— start of RECORDS —

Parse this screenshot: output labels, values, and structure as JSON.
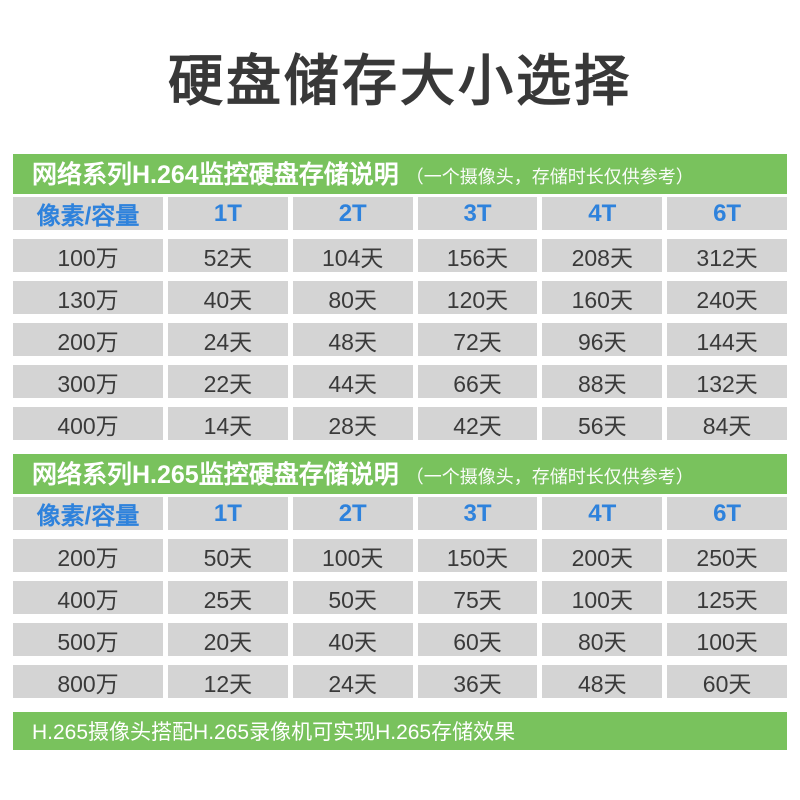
{
  "title": "硬盘储存大小选择",
  "footer_note": "H.265摄像头搭配H.265录像机可实现H.265存储效果",
  "colors": {
    "green": "#79c25d",
    "cell_bg": "#d4d4d4",
    "cell_text": "#3a3a3a",
    "header_blue": "#2e82dc",
    "title_color": "#383838"
  },
  "chart_data": [
    {
      "type": "table",
      "title": "网络系列H.264监控硬盘存储说明",
      "subtitle": "（一个摄像头，存储时长仅供参考）",
      "columns": [
        "像素/容量",
        "1T",
        "2T",
        "3T",
        "4T",
        "6T"
      ],
      "rows": [
        [
          "100万",
          "52天",
          "104天",
          "156天",
          "208天",
          "312天"
        ],
        [
          "130万",
          "40天",
          "80天",
          "120天",
          "160天",
          "240天"
        ],
        [
          "200万",
          "24天",
          "48天",
          "72天",
          "96天",
          "144天"
        ],
        [
          "300万",
          "22天",
          "44天",
          "66天",
          "88天",
          "132天"
        ],
        [
          "400万",
          "14天",
          "28天",
          "42天",
          "56天",
          "84天"
        ]
      ]
    },
    {
      "type": "table",
      "title": "网络系列H.265监控硬盘存储说明",
      "subtitle": "（一个摄像头，存储时长仅供参考）",
      "columns": [
        "像素/容量",
        "1T",
        "2T",
        "3T",
        "4T",
        "6T"
      ],
      "rows": [
        [
          "200万",
          "50天",
          "100天",
          "150天",
          "200天",
          "250天"
        ],
        [
          "400万",
          "25天",
          "50天",
          "75天",
          "100天",
          "125天"
        ],
        [
          "500万",
          "20天",
          "40天",
          "60天",
          "80天",
          "100天"
        ],
        [
          "800万",
          "12天",
          "24天",
          "36天",
          "48天",
          "60天"
        ]
      ]
    }
  ]
}
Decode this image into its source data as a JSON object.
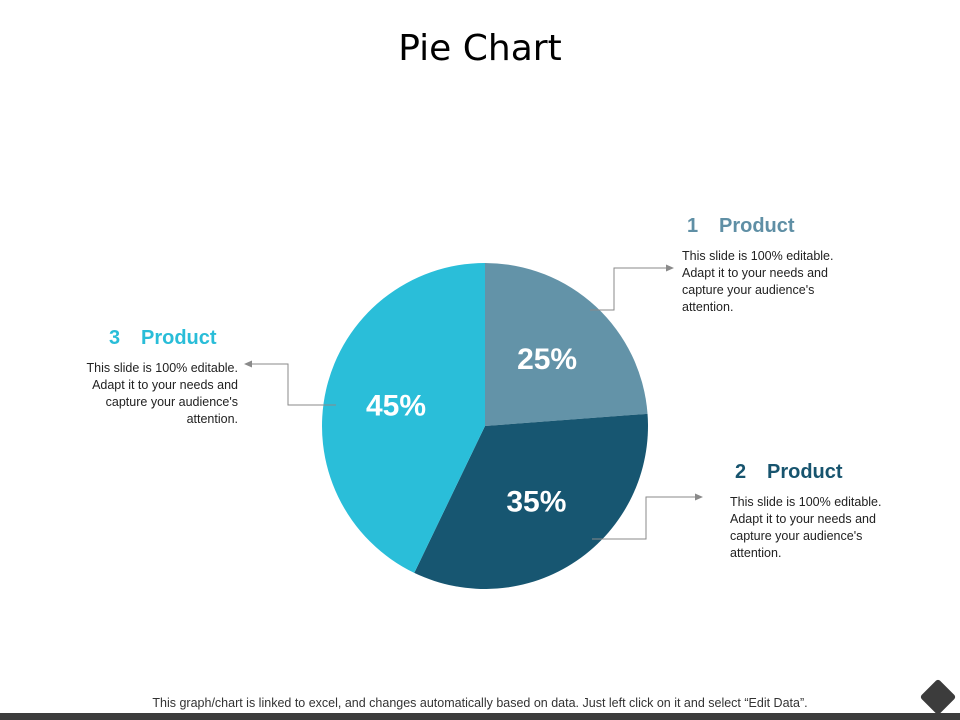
{
  "title": "Pie Chart",
  "footer_note": "This graph/chart is linked to excel, and changes automatically based on data. Just left click on it and select “Edit Data”.",
  "callouts": [
    {
      "number": "1",
      "heading": "Product",
      "text": "This slide is 100% editable. Adapt it to your needs and capture your audience's attention."
    },
    {
      "number": "2",
      "heading": "Product",
      "text": "This slide is 100% editable. Adapt it to your needs and capture your audience's attention."
    },
    {
      "number": "3",
      "heading": "Product",
      "text": "This slide is 100% editable. Adapt it to your needs and capture your audience's attention."
    }
  ],
  "chart_data": {
    "type": "pie",
    "categories": [
      "1 Product",
      "2 Product",
      "3 Product"
    ],
    "values": [
      25,
      35,
      45
    ],
    "labels": [
      "25%",
      "35%",
      "45%"
    ],
    "colors": [
      "#6393a8",
      "#175671",
      "#2abed9"
    ]
  },
  "icons": {
    "corner": "diamond-icon"
  }
}
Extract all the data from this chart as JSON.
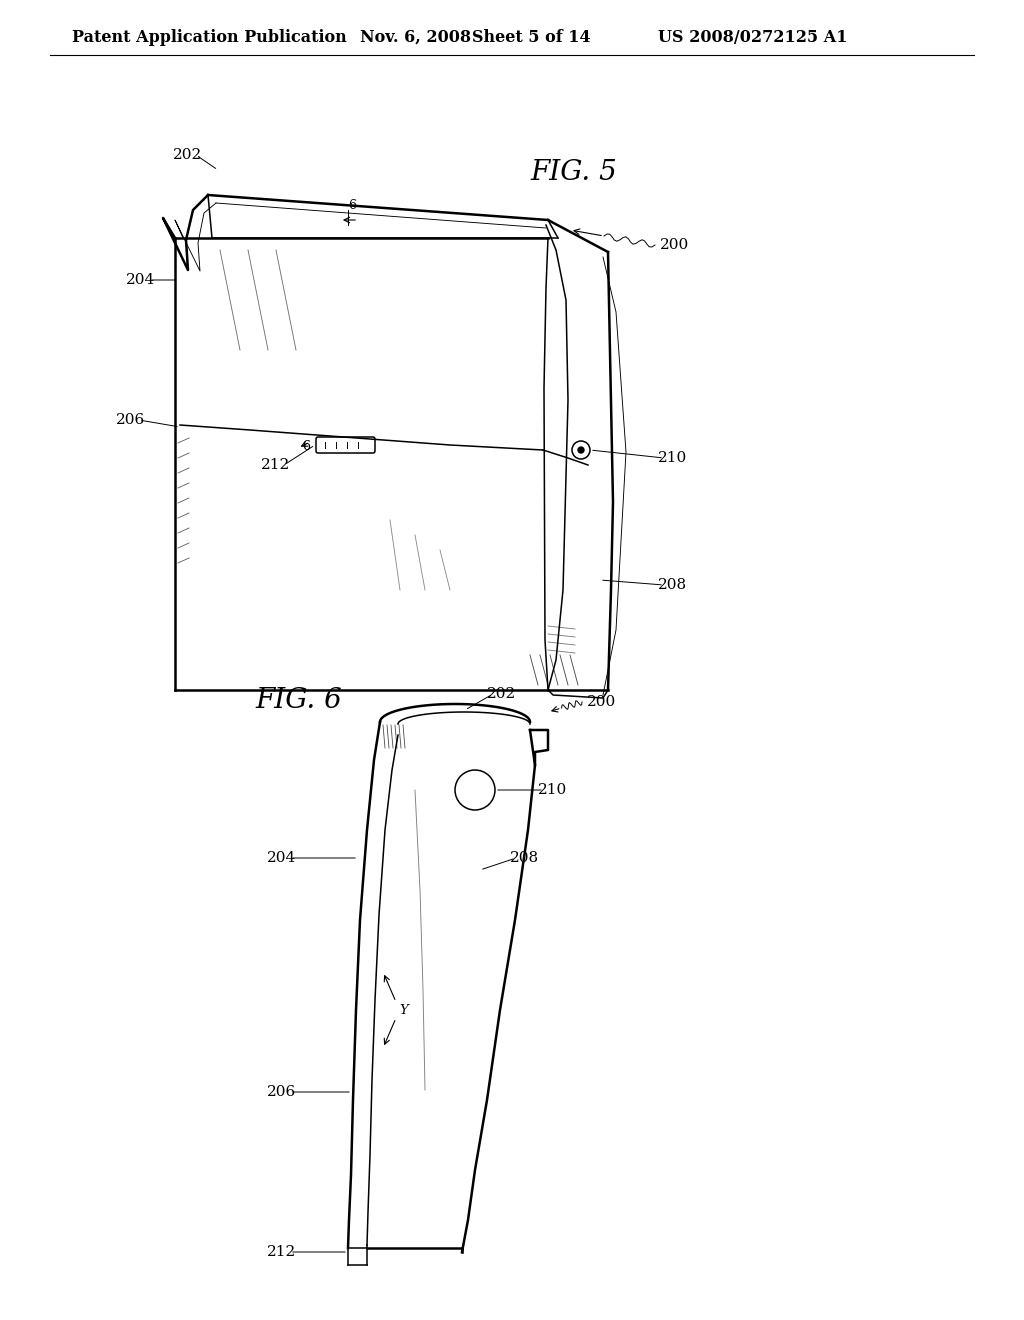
{
  "background_color": "#ffffff",
  "header_left": "Patent Application Publication",
  "header_date": "Nov. 6, 2008",
  "header_sheet": "Sheet 5 of 14",
  "header_patent": "US 2008/0272125 A1",
  "fig5_title": "FIG. 5",
  "fig6_title": "FIG. 6",
  "header_fontsize": 11.5,
  "fig_title_fontsize": 20,
  "label_fontsize": 11
}
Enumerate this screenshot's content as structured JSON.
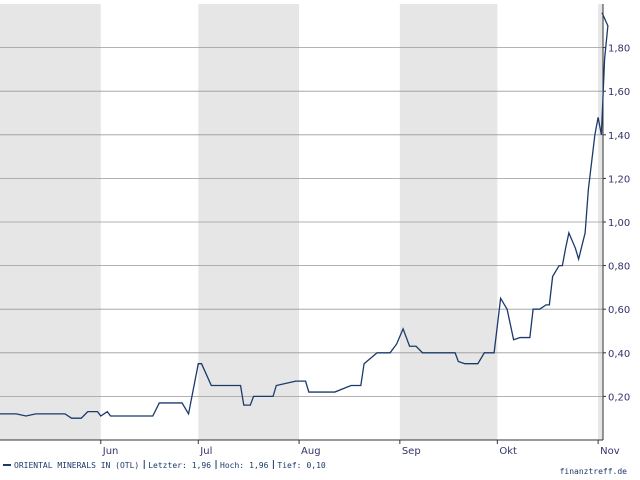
{
  "chart_data": {
    "type": "line",
    "x": [
      0,
      5,
      8,
      11,
      20,
      22,
      25,
      27,
      30,
      31,
      33,
      34,
      47,
      49,
      56,
      58,
      61,
      62,
      65,
      74,
      75,
      77,
      78,
      84,
      85,
      91,
      94,
      95,
      103,
      108,
      111,
      112,
      116,
      120,
      122,
      124,
      126,
      128,
      130,
      140,
      141,
      143,
      147,
      149,
      152,
      154,
      156,
      158,
      160,
      163,
      164,
      166,
      168,
      169,
      170,
      172,
      173,
      174,
      175,
      177,
      178,
      180,
      181,
      183,
      184,
      185,
      186,
      187,
      185.2
    ],
    "series": [
      {
        "name": "ORIENTAL MINERALS IN (OTL)",
        "color": "#1a3a6b",
        "values": [
          0.12,
          0.12,
          0.11,
          0.12,
          0.12,
          0.1,
          0.1,
          0.13,
          0.13,
          0.11,
          0.13,
          0.11,
          0.11,
          0.17,
          0.17,
          0.12,
          0.35,
          0.35,
          0.25,
          0.25,
          0.16,
          0.16,
          0.2,
          0.2,
          0.25,
          0.27,
          0.27,
          0.22,
          0.22,
          0.25,
          0.25,
          0.35,
          0.4,
          0.4,
          0.44,
          0.51,
          0.43,
          0.43,
          0.4,
          0.4,
          0.36,
          0.35,
          0.35,
          0.4,
          0.4,
          0.65,
          0.6,
          0.46,
          0.47,
          0.47,
          0.6,
          0.6,
          0.62,
          0.62,
          0.75,
          0.8,
          0.8,
          0.88,
          0.95,
          0.88,
          0.83,
          0.95,
          1.15,
          1.4,
          1.48,
          1.4,
          1.75,
          1.9,
          1.96
        ]
      }
    ],
    "xlim": [
      0,
      185.5
    ],
    "xticks": [
      {
        "value": 31,
        "label": "Jun"
      },
      {
        "value": 61,
        "label": "Jul"
      },
      {
        "value": 92,
        "label": "Aug"
      },
      {
        "value": 123,
        "label": "Sep"
      },
      {
        "value": 153,
        "label": "Okt"
      },
      {
        "value": 184,
        "label": "Nov"
      }
    ],
    "ylim": [
      0,
      2.0
    ],
    "yticks": [
      {
        "value": 0.2,
        "label": "0,20"
      },
      {
        "value": 0.4,
        "label": "0,40"
      },
      {
        "value": 0.6,
        "label": "0,60"
      },
      {
        "value": 0.8,
        "label": "0,80"
      },
      {
        "value": 1.0,
        "label": "1,00"
      },
      {
        "value": 1.2,
        "label": "1,20"
      },
      {
        "value": 1.4,
        "label": "1,40"
      },
      {
        "value": 1.6,
        "label": "1,60"
      },
      {
        "value": 1.8,
        "label": "1,80"
      }
    ],
    "grid": true,
    "footer": {
      "last_label": "Letzter:",
      "last": "1,96",
      "high_label": "Hoch:",
      "high": "1,96",
      "low_label": "Tief:",
      "low": "0,10",
      "source": "finanztreff.de"
    }
  }
}
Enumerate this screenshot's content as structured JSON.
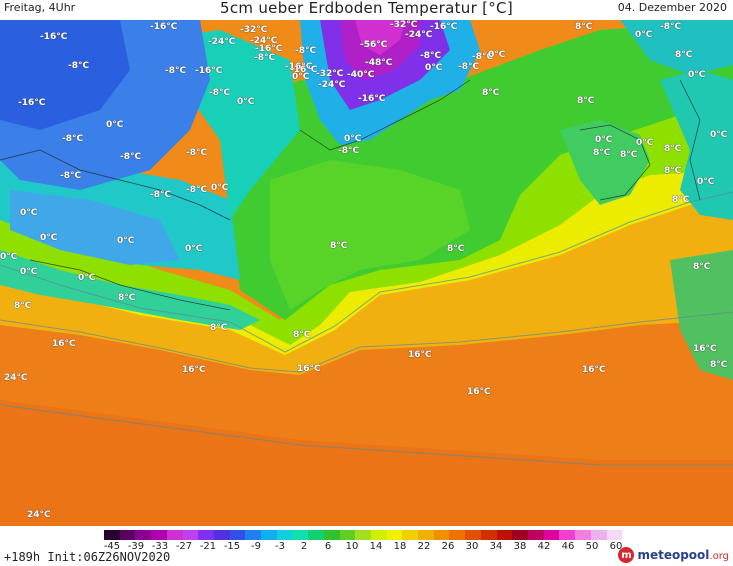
{
  "header": {
    "day_time": "Freitag, 4Uhr",
    "title": "5cm ueber Erdboden Temperatur [°C]",
    "date": "04. Dezember 2020"
  },
  "map_labels": [
    {
      "text": "-16°C",
      "cls": "a1"
    },
    {
      "text": "-16°C",
      "cls": "a2"
    },
    {
      "text": "-8°C",
      "cls": "a3"
    },
    {
      "text": "-24°C",
      "cls": "a4"
    },
    {
      "text": "-32°C",
      "cls": "a5"
    },
    {
      "text": "-24°C",
      "cls": "a6"
    },
    {
      "text": "-16°C",
      "cls": "a7"
    },
    {
      "text": "-8°C",
      "cls": "a8"
    },
    {
      "text": "-32°C",
      "cls": "a9"
    },
    {
      "text": "-16°C",
      "cls": "a10"
    },
    {
      "text": "-24°C",
      "cls": "a11"
    },
    {
      "text": "8°C",
      "cls": "a12"
    },
    {
      "text": "0°C",
      "cls": "a13"
    },
    {
      "text": "-8°C",
      "cls": "a14"
    },
    {
      "text": "-8°C",
      "cls": "a15"
    },
    {
      "text": "-16°C",
      "cls": "a16"
    },
    {
      "text": "-8°C",
      "cls": "a17"
    },
    {
      "text": "-16°C",
      "cls": "a18"
    },
    {
      "text": "-8°C",
      "cls": "a19"
    },
    {
      "text": "-56°C",
      "cls": "a20"
    },
    {
      "text": "-8°C",
      "cls": "a21"
    },
    {
      "text": "-8°C",
      "cls": "a22"
    },
    {
      "text": "0°C",
      "cls": "a23"
    },
    {
      "text": "-16°C",
      "cls": "a24"
    },
    {
      "text": "-48°C",
      "cls": "a25"
    },
    {
      "text": "0°C",
      "cls": "a26"
    },
    {
      "text": "-32°C",
      "cls": "a27"
    },
    {
      "text": "-40°C",
      "cls": "a28"
    },
    {
      "text": "0°C",
      "cls": "a29"
    },
    {
      "text": "-16°C",
      "cls": "a30"
    },
    {
      "text": "-16°C",
      "cls": "a31"
    },
    {
      "text": "-24°C",
      "cls": "a32"
    },
    {
      "text": "0°C",
      "cls": "a33"
    },
    {
      "text": "-8°C",
      "cls": "a34"
    },
    {
      "text": "0°C",
      "cls": "a35"
    },
    {
      "text": "8°C",
      "cls": "a36"
    },
    {
      "text": "-8°C",
      "cls": "a37"
    },
    {
      "text": "0°C",
      "cls": "a38"
    },
    {
      "text": "-8°C",
      "cls": "a39"
    },
    {
      "text": "-8°C",
      "cls": "a40"
    },
    {
      "text": "-8°C",
      "cls": "a41"
    },
    {
      "text": "-8°C",
      "cls": "a42"
    },
    {
      "text": "0°C",
      "cls": "a43"
    },
    {
      "text": "0°C",
      "cls": "a44"
    },
    {
      "text": "0°C",
      "cls": "a45"
    },
    {
      "text": "0°C",
      "cls": "a46"
    },
    {
      "text": "0°C",
      "cls": "a47"
    },
    {
      "text": "0°C",
      "cls": "a48"
    },
    {
      "text": "0°C",
      "cls": "a49"
    },
    {
      "text": "-8°C",
      "cls": "a50"
    },
    {
      "text": "-8°C",
      "cls": "a51"
    },
    {
      "text": "0°C",
      "cls": "a52"
    },
    {
      "text": "0°C",
      "cls": "a53"
    },
    {
      "text": "8°C",
      "cls": "a54"
    },
    {
      "text": "8°C",
      "cls": "a55"
    },
    {
      "text": "8°C",
      "cls": "a56"
    },
    {
      "text": "8°C",
      "cls": "a57"
    },
    {
      "text": "8°C",
      "cls": "a58"
    },
    {
      "text": "8°C",
      "cls": "a59"
    },
    {
      "text": "8°C",
      "cls": "a60"
    },
    {
      "text": "8°C",
      "cls": "a61"
    },
    {
      "text": "8°C",
      "cls": "a62"
    },
    {
      "text": "8°C",
      "cls": "a63"
    },
    {
      "text": "8°C",
      "cls": "a64"
    },
    {
      "text": "16°C",
      "cls": "a65"
    },
    {
      "text": "16°C",
      "cls": "a66"
    },
    {
      "text": "16°C",
      "cls": "a67"
    },
    {
      "text": "16°C",
      "cls": "a68"
    },
    {
      "text": "16°C",
      "cls": "a69"
    },
    {
      "text": "16°C",
      "cls": "a70"
    },
    {
      "text": "16°C",
      "cls": "a71"
    },
    {
      "text": "8°C",
      "cls": "a72"
    },
    {
      "text": "24°C",
      "cls": "a73"
    },
    {
      "text": "24°C",
      "cls": "a74"
    },
    {
      "text": "8°C",
      "cls": "a75"
    },
    {
      "text": "0°C",
      "cls": "a76"
    },
    {
      "text": "0°C",
      "cls": "a77"
    },
    {
      "text": "0°C",
      "cls": "a78"
    },
    {
      "text": "8°C",
      "cls": "a79"
    },
    {
      "text": "0°C",
      "cls": "a80"
    },
    {
      "text": "8°C",
      "cls": "a81"
    }
  ],
  "legend": {
    "colors": [
      "#2a0030",
      "#5a0060",
      "#8a0090",
      "#b000b0",
      "#d030d0",
      "#c040f0",
      "#8030f0",
      "#5030e0",
      "#3050e8",
      "#2080f0",
      "#10b0f0",
      "#10d0e0",
      "#10e0b0",
      "#10d070",
      "#30c030",
      "#60d020",
      "#a0e020",
      "#d0f000",
      "#f0f000",
      "#f0d000",
      "#f0b000",
      "#f09000",
      "#f07000",
      "#e05000",
      "#d03000",
      "#c01000",
      "#a00020",
      "#c00060",
      "#e000a0",
      "#f040d0",
      "#f080e0",
      "#f0b0f0",
      "#f8d8f8"
    ],
    "ticks": [
      "-45",
      "-39",
      "-33",
      "-27",
      "-21",
      "-15",
      "-9",
      "-3",
      "2",
      "6",
      "10",
      "14",
      "18",
      "22",
      "26",
      "30",
      "34",
      "38",
      "42",
      "46",
      "50",
      "60"
    ]
  },
  "footer": {
    "run_info": "+189h  Init:06Z26NOV2020",
    "brand": "meteopool",
    "brand_tld": ".org"
  }
}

— end of RECORDS —

AIM OF THE TASK —
In the listing, find every line containing the word "JSON" and list it.

TASK OUTPUT —
Parse this screenshot: output labels, values, and structure as JSON.
Decode this image into its source data as a JSON object.
Extract all the data from this chart as JSON.
Enumerate this screenshot's content as structured JSON.
Enumerate this screenshot's content as structured JSON.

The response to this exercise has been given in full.